### [Instruction]
Below is a listing to transcribe in full and exactly; keep the pictures out.
* START Data lines *
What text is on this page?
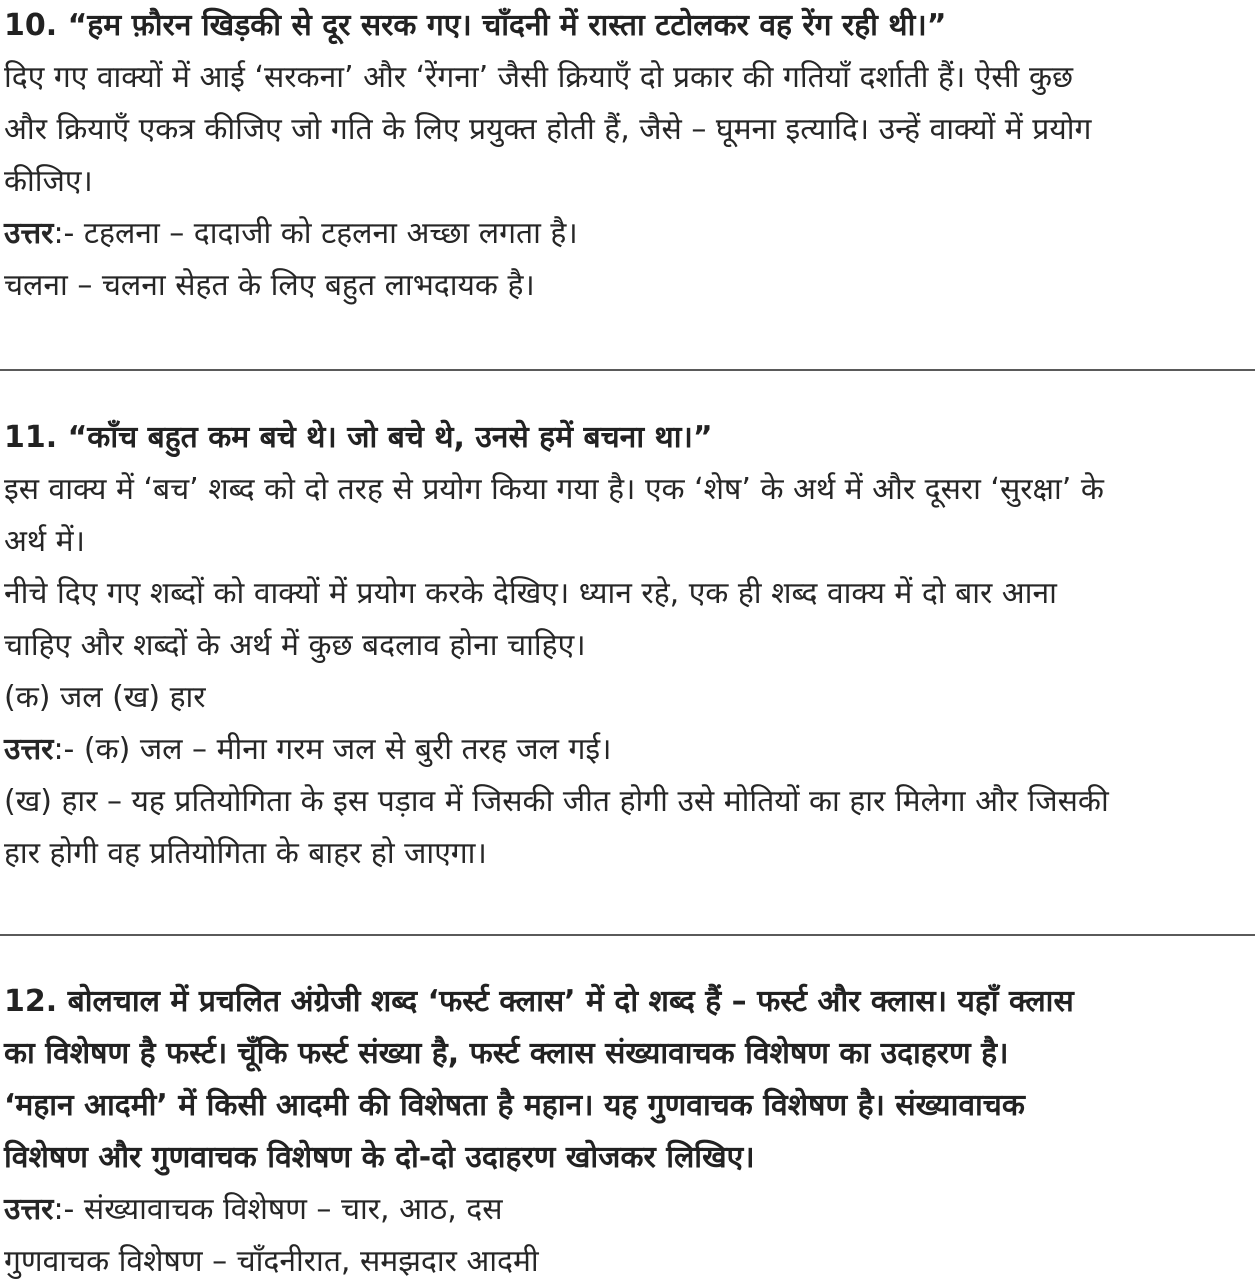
10. “हम फ़ौरन खिड़की से दूर सरक गए। चाँदनी में रास्ता टटोलकर वह रेंग रही थी।”
दिए गए वाक्यों में आई ‘सरकना’ और ‘रेंगना’ जैसी क्रियाएँ दो प्रकार की गतियाँ दर्शाती हैं। ऐसी कुछ
और क्रियाएँ एकत्र कीजिए जो गति के लिए प्रयुक्त होती हैं, जैसे – घूमना इत्यादि। उन्हें वाक्यों में प्रयोग
कीजिए।
उत्तर:- टहलना – दादाजी को टहलना अच्छा लगता है।
चलना – चलना सेहत के लिए बहुत लाभदायक है।
11. “काँच बहुत कम बचे थे। जो बचे थे, उनसे हमें बचना था।”
इस वाक्य में ‘बच’ शब्द को दो तरह से प्रयोग किया गया है। एक ‘शेष’ के अर्थ में और दूसरा ‘सुरक्षा’ के
अर्थ में।
नीचे दिए गए शब्दों को वाक्यों में प्रयोग करके देखिए। ध्यान रहे, एक ही शब्द वाक्य में दो बार आना
चाहिए और शब्दों के अर्थ में कुछ बदलाव होना चाहिए।
(क) जल (ख) हार
उत्तर:- (क) जल – मीना गरम जल से बुरी तरह जल गई।
(ख) हार – यह प्रतियोगिता के इस पड़ाव में जिसकी जीत होगी उसे मोतियों का हार मिलेगा और जिसकी
हार होगी वह प्रतियोगिता के बाहर हो जाएगा।
12. बोलचाल में प्रचलित अंग्रेजी शब्द ‘फर्स्ट क्लास’ में दो शब्द हैं – फर्स्ट और क्लास। यहाँ क्लास
का विशेषण है फर्स्ट। चूँकि फर्स्ट संख्या है, फर्स्ट क्लास संख्यावाचक विशेषण का उदाहरण है।
‘महान आदमी’ में किसी आदमी की विशेषता है महान। यह गुणवाचक विशेषण है। संख्यावाचक
विशेषण और गुणवाचक विशेषण के दो-दो उदाहरण खोजकर लिखिए।
उत्तर:- संख्यावाचक विशेषण – चार, आठ, दस
गुणवाचक विशेषण – चाँदनीरात, समझदार आदमी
* END Data lines *
### [Worked solution]
What text is on this page?
10. “हम फ़ौरन खिड़की से दूर सरक गए। चाँदनी में रास्ता टटोलकर वह रेंग रही थी।”
दिए गए वाक्यों में आई ‘सरकना’ और ‘रेंगना’ जैसी क्रियाएँ दो प्रकार की गतियाँ दर्शाती हैं। ऐसी कुछ
और क्रियाएँ एकत्र कीजिए जो गति के लिए प्रयुक्त होती हैं, जैसे – घूमना इत्यादि। उन्हें वाक्यों में प्रयोग
कीजिए।
उत्तर:- टहलना – दादाजी को टहलना अच्छा लगता है।
चलना – चलना सेहत के लिए बहुत लाभदायक है।
11. “काँच बहुत कम बचे थे। जो बचे थे, उनसे हमें बचना था।”
इस वाक्य में ‘बच’ शब्द को दो तरह से प्रयोग किया गया है। एक ‘शेष’ के अर्थ में और दूसरा ‘सुरक्षा’ के
अर्थ में।
नीचे दिए गए शब्दों को वाक्यों में प्रयोग करके देखिए। ध्यान रहे, एक ही शब्द वाक्य में दो बार आना
चाहिए और शब्दों के अर्थ में कुछ बदलाव होना चाहिए।
(क) जल (ख) हार
उत्तर:- (क) जल – मीना गरम जल से बुरी तरह जल गई।
(ख) हार – यह प्रतियोगिता के इस पड़ाव में जिसकी जीत होगी उसे मोतियों का हार मिलेगा और जिसकी
हार होगी वह प्रतियोगिता के बाहर हो जाएगा।
12. बोलचाल में प्रचलित अंग्रेजी शब्द ‘फर्स्ट क्लास’ में दो शब्द हैं – फर्स्ट और क्लास। यहाँ क्लास
का विशेषण है फर्स्ट। चूँकि फर्स्ट संख्या है, फर्स्ट क्लास संख्यावाचक विशेषण का उदाहरण है।
‘महान आदमी’ में किसी आदमी की विशेषता है महान। यह गुणवाचक विशेषण है। संख्यावाचक
विशेषण और गुणवाचक विशेषण के दो-दो उदाहरण खोजकर लिखिए।
उत्तर:- संख्यावाचक विशेषण – चार, आठ, दस
गुणवाचक विशेषण – चाँदनीरात, समझदार आदमी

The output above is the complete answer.